● **STATED EXERCISE**
Leave the pictures out and print every record below exactly as it stands.

● **INFORMATION PROVIDED**
• • • • • • •

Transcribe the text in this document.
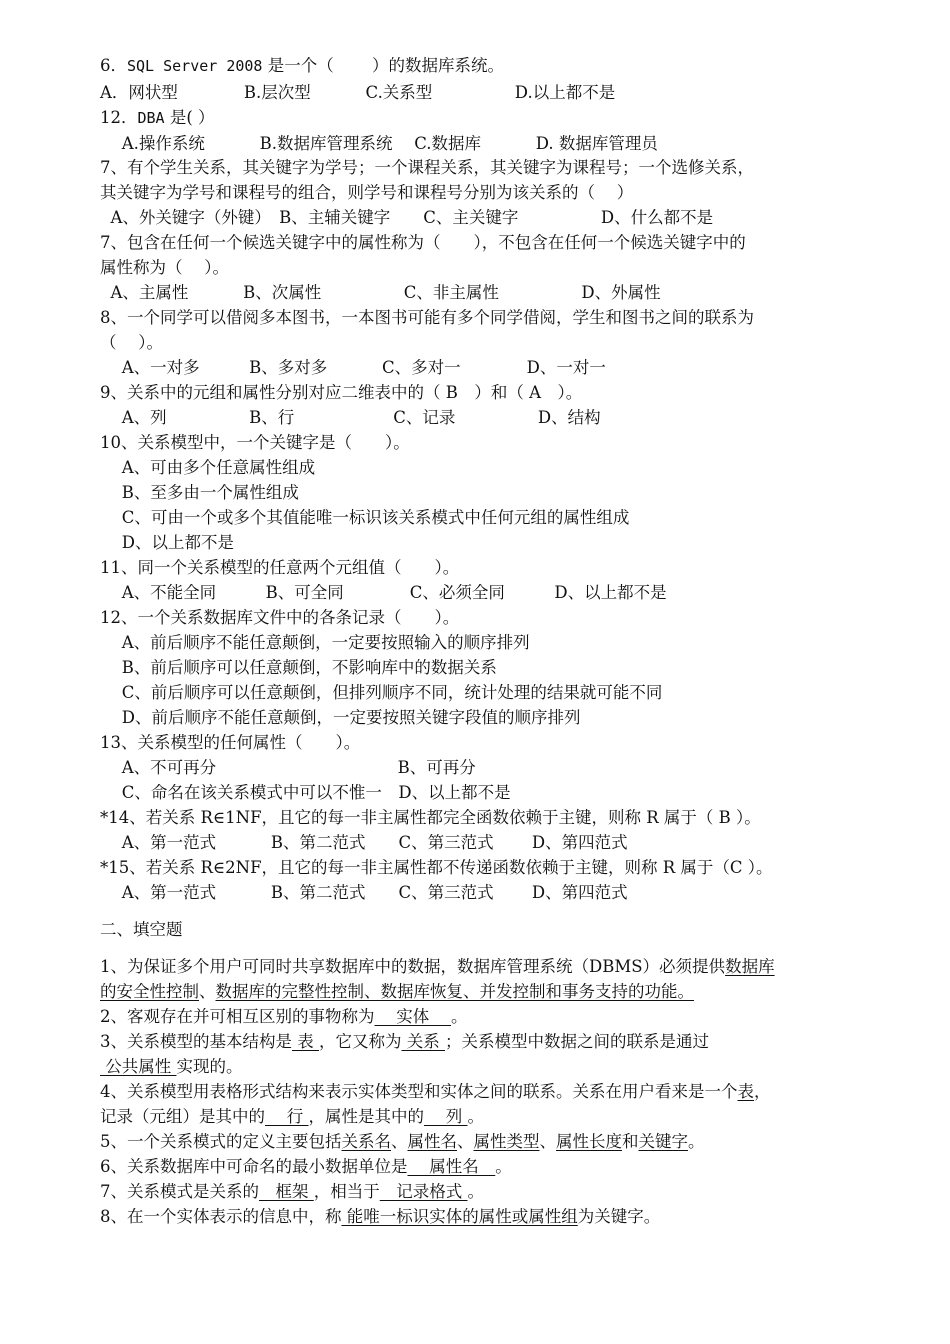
6．SQL Server 2008 是一个（　　 ）的数据库系统。
A．网状型　　　　B.层次型　　　 C.关系型　　　　　D.以上都不是
12．DBA 是( ）
　 A.操作系统　　　 B.数据库管理系统　 C.数据库　　　 D. 数据库管理员
7、有个学生关系，其关键字为学号；一个课程关系，其关键字为课程号；一个选修关系，
其关键字为学号和课程号的组合，则学号和课程号分别为该关系的（　 ）
A、外关键字（外键）　B、主辅关键字　　C、主关键字　　　　　D、什么都不是
7、包含在任何一个候选关键字中的属性称为（　　），不包含在任何一个候选关键字中的
属性称为（　 ）。
A、主属性　　　 B、次属性　　　　　C、非主属性　　　　　D、外属性
8、一个同学可以借阅多本图书，一本图书可能有多个同学借阅，学生和图书之间的联系为
（　 ）。
　 A、一对多　　　B、多对多　　　 C、多对一　　　　D、一对一
9、关系中的元组和属性分别对应二维表中的（ B　）和（ A　）。
　 A、列　　　　　B、行　　　　　　C、记录　　　　　D、结构
10、关系模型中，一个关键字是（　　）。
　 A、可由多个任意属性组成
　 B、至多由一个属性组成
　 C、可由一个或多个其值能唯一标识该关系模式中任何元组的属性组成
　 D、以上都不是
11、同一个关系模型的任意两个元组值（　　）。
　 A、不能全同　　　B、可全同　　　　C、必须全同　　　D、以上都不是
12、一个关系数据库文件中的各条记录（　　）。
　 A、前后顺序不能任意颠倒，一定要按照输入的顺序排列
　 B、前后顺序可以任意颠倒，不影响库中的数据关系
　 C、前后顺序可以任意颠倒，但排列顺序不同，统计处理的结果就可能不同
　 D、前后顺序不能任意颠倒，一定要按照关键字段值的顺序排列
13、关系模型的任何属性（　　）。
　 A、不可再分　　　　　　　　　　　B、可再分
　 C、命名在该关系模式中可以不惟一　D、以上都不是
*14、若关系 R∈1NF，且它的每一非主属性都完全函数依赖于主键，则称 R 属于（ B ）。
　 A、第一范式　　　 B、第二范式　　C、第三范式　　 D、第四范式
*15、若关系 R∈2NF，且它的每一非主属性都不传递函数依赖于主键，则称 R 属于（C ）。
　 A、第一范式　　　 B、第二范式　　C、第三范式　　 D、第四范式
二、填空题
1、为保证多个用户可同时共享数据库中的数据，数据库管理系统（DBMS）必须提供数据库
的安全性控制、数据库的完整性控制、数据库恢复、并发控制和事务支持的功能。
2、客观存在并可相互区别的事物称为　 实体　 。
3、关系模型的基本结构是 表 ，它又称为 关系 ；关系模型中数据之间的联系是通过
公共属性 实现的。
4、关系模型用表格形式结构来表示实体类型和实体之间的联系。关系在用户看来是一个表，
记录（元组）是其中的　 行 ，属性是其中的　 列 。
5、一个关系模式的定义主要包括关系名、属性名、属性类型、属性长度和关键字。
6、关系数据库中可命名的最小数据单位是　 属性名　。
7、关系模式是关系的　框架 ，相当于　记录格式 。
8、在一个实体表示的信息中，称 能唯一标识实体的属性或属性组为关键字。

• • • • • • •

● **EXERCISE RESULT**
Transcribe the text in this document.
6．SQL Server 2008 是一个（　　 ）的数据库系统。
A．网状型　　　　B.层次型　　　 C.关系型　　　　　D.以上都不是
12．DBA 是( ）
　 A.操作系统　　　 B.数据库管理系统　 C.数据库　　　 D. 数据库管理员
7、有个学生关系，其关键字为学号；一个课程关系，其关键字为课程号；一个选修关系，
其关键字为学号和课程号的组合，则学号和课程号分别为该关系的（　 ）
A、外关键字（外键）　B、主辅关键字　　C、主关键字　　　　　D、什么都不是
7、包含在任何一个候选关键字中的属性称为（　　），不包含在任何一个候选关键字中的
属性称为（　 ）。
A、主属性　　　 B、次属性　　　　　C、非主属性　　　　　D、外属性
8、一个同学可以借阅多本图书，一本图书可能有多个同学借阅，学生和图书之间的联系为
（　 ）。
　 A、一对多　　　B、多对多　　　 C、多对一　　　　D、一对一
9、关系中的元组和属性分别对应二维表中的（ B　）和（ A　）。
　 A、列　　　　　B、行　　　　　　C、记录　　　　　D、结构
10、关系模型中，一个关键字是（　　）。
　 A、可由多个任意属性组成
　 B、至多由一个属性组成
　 C、可由一个或多个其值能唯一标识该关系模式中任何元组的属性组成
　 D、以上都不是
11、同一个关系模型的任意两个元组值（　　）。
　 A、不能全同　　　B、可全同　　　　C、必须全同　　　D、以上都不是
12、一个关系数据库文件中的各条记录（　　）。
　 A、前后顺序不能任意颠倒，一定要按照输入的顺序排列
　 B、前后顺序可以任意颠倒，不影响库中的数据关系
　 C、前后顺序可以任意颠倒，但排列顺序不同，统计处理的结果就可能不同
　 D、前后顺序不能任意颠倒，一定要按照关键字段值的顺序排列
13、关系模型的任何属性（　　）。
　 A、不可再分　　　　　　　　　　　B、可再分
　 C、命名在该关系模式中可以不惟一　D、以上都不是
*14、若关系 R∈1NF，且它的每一非主属性都完全函数依赖于主键，则称 R 属于（ B ）。
　 A、第一范式　　　 B、第二范式　　C、第三范式　　 D、第四范式
*15、若关系 R∈2NF，且它的每一非主属性都不传递函数依赖于主键，则称 R 属于（C ）。
　 A、第一范式　　　 B、第二范式　　C、第三范式　　 D、第四范式
二、填空题
1、为保证多个用户可同时共享数据库中的数据，数据库管理系统（DBMS）必须提供数据库
的安全性控制、数据库的完整性控制、数据库恢复、并发控制和事务支持的功能。
2、客观存在并可相互区别的事物称为　 实体　 。
3、关系模型的基本结构是 表 ，它又称为 关系 ；关系模型中数据之间的联系是通过
公共属性 实现的。
4、关系模型用表格形式结构来表示实体类型和实体之间的联系。关系在用户看来是一个表，
记录（元组）是其中的　 行 ，属性是其中的　 列 。
5、一个关系模式的定义主要包括关系名、属性名、属性类型、属性长度和关键字。
6、关系数据库中可命名的最小数据单位是　 属性名　。
7、关系模式是关系的　框架 ，相当于　记录格式 。
8、在一个实体表示的信息中，称 能唯一标识实体的属性或属性组为关键字。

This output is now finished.